> Set exercise
Please rewrite the entries from the start of the lines through the line that contains "age-group-label: 45-54 bbox=[651, 885, 710, 911]", inclusive, with "age-group-total" replaced by "age-total" and all else unchanged.

** Start of Excerpted data **

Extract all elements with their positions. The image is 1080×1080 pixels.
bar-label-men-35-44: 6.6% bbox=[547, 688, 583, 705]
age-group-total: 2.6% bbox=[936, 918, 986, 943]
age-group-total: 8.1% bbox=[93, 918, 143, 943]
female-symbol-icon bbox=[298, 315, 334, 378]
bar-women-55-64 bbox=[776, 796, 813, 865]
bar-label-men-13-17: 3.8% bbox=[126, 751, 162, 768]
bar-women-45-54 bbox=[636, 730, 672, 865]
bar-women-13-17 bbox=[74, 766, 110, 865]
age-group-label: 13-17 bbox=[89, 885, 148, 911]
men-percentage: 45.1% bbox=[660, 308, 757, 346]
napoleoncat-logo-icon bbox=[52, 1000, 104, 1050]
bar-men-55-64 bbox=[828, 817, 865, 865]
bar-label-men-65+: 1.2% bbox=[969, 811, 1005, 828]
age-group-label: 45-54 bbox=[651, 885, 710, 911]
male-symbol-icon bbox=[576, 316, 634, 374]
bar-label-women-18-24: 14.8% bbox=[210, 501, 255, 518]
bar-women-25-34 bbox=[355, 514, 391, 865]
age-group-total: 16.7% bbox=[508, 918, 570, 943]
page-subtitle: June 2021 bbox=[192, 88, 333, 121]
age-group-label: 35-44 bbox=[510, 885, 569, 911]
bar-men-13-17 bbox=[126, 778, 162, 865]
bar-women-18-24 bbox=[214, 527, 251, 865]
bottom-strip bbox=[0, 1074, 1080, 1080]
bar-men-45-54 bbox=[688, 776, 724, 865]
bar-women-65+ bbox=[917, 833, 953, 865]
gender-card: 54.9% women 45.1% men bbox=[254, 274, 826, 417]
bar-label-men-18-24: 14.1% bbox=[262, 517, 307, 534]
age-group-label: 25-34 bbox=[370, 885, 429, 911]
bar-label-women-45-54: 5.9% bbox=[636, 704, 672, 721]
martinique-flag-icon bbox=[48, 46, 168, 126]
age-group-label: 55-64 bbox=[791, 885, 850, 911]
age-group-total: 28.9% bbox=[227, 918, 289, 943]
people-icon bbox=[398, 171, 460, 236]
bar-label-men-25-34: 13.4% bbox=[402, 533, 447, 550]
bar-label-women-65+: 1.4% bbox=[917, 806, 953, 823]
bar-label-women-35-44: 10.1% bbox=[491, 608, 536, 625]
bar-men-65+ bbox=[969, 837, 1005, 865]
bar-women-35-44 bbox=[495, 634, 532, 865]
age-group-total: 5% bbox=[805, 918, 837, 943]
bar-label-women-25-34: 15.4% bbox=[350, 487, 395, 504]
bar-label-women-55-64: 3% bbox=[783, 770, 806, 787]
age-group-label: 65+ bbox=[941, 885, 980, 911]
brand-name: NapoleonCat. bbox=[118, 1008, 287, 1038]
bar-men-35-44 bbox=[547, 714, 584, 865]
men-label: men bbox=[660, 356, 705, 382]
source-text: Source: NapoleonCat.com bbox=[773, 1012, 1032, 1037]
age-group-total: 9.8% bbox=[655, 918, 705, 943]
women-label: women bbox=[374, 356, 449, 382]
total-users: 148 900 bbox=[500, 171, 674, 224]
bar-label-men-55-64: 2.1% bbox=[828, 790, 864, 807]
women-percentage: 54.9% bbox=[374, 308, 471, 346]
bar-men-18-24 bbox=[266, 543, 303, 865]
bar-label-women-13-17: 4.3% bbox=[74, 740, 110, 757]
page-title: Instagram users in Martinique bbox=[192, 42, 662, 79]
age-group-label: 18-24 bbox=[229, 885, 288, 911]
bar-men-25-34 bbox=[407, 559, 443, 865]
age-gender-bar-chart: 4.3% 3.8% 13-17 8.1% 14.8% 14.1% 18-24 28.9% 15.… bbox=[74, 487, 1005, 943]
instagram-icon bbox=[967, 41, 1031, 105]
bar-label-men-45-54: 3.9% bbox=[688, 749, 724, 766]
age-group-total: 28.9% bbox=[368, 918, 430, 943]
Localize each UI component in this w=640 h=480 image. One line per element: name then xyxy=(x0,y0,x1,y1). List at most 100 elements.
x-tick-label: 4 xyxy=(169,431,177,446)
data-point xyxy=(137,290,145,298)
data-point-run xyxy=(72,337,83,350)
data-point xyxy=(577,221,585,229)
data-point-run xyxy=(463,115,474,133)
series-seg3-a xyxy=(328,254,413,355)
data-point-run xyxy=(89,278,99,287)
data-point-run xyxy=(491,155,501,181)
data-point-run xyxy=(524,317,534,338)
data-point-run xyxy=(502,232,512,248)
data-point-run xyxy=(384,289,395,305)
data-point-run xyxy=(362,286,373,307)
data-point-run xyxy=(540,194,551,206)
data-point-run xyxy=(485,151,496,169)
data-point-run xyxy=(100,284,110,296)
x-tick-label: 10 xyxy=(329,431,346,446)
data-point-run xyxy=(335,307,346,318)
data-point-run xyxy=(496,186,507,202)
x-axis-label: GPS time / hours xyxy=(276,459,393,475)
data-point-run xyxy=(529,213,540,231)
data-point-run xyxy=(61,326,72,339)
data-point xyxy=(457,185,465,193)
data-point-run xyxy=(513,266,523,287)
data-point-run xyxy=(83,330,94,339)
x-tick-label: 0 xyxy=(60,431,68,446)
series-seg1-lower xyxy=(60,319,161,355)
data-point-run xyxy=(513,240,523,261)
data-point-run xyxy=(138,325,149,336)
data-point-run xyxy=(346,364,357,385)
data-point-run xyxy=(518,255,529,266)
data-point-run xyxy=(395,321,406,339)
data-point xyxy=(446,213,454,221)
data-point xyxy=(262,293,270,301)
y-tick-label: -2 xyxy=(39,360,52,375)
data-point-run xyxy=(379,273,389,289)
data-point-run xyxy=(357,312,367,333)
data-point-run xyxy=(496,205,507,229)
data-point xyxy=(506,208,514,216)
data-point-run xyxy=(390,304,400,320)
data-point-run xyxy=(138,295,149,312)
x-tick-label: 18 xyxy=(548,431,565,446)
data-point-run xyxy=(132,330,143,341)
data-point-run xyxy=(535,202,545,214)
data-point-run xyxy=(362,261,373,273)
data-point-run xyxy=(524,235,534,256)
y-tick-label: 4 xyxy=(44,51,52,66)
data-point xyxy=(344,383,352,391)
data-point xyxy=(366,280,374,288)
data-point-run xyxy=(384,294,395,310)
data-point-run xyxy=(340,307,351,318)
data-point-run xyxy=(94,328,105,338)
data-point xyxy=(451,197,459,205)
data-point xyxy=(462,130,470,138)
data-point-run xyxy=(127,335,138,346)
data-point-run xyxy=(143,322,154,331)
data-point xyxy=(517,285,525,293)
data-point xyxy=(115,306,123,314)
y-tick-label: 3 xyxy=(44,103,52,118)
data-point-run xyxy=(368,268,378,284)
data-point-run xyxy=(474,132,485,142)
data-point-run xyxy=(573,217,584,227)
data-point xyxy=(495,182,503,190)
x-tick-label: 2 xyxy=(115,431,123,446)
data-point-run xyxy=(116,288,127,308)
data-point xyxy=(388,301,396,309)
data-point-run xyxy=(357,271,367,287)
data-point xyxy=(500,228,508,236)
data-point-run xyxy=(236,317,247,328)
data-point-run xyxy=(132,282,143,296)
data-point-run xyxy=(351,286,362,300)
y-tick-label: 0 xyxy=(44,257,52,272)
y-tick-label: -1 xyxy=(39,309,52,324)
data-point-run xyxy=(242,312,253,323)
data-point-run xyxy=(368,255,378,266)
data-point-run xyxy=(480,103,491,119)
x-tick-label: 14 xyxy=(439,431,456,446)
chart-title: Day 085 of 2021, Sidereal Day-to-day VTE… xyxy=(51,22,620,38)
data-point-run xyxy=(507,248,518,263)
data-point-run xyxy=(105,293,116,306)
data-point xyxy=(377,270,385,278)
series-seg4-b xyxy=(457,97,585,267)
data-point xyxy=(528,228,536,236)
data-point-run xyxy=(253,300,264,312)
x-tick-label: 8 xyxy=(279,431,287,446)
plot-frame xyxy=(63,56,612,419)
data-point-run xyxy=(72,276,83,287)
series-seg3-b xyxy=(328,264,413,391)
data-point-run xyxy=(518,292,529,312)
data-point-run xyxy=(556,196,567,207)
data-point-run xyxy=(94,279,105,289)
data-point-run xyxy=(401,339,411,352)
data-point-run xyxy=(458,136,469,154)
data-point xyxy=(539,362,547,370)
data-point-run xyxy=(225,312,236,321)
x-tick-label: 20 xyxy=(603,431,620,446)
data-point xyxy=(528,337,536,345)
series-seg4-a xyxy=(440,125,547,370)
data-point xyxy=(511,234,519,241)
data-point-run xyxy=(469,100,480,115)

** End of Excerpted data **

> Task answer
Extract all elements with their positions. The image is 1080×1080 pixels.
bar-label-men-35-44: 6.6% bbox=[547, 688, 583, 705]
age-total: 2.6% bbox=[936, 918, 986, 943]
age-total: 8.1% bbox=[93, 918, 143, 943]
female-symbol-icon bbox=[298, 315, 334, 378]
bar-women-55-64 bbox=[776, 796, 813, 865]
bar-label-men-13-17: 3.8% bbox=[126, 751, 162, 768]
bar-women-45-54 bbox=[636, 730, 672, 865]
bar-women-13-17 bbox=[74, 766, 110, 865]
age-group-label: 13-17 bbox=[89, 885, 148, 911]
men-percentage: 45.1% bbox=[660, 308, 757, 346]
napoleoncat-logo-icon bbox=[52, 1000, 104, 1050]
bar-men-55-64 bbox=[828, 817, 865, 865]
bar-label-men-65+: 1.2% bbox=[969, 811, 1005, 828]
age-group-label: 45-54 bbox=[651, 885, 710, 911]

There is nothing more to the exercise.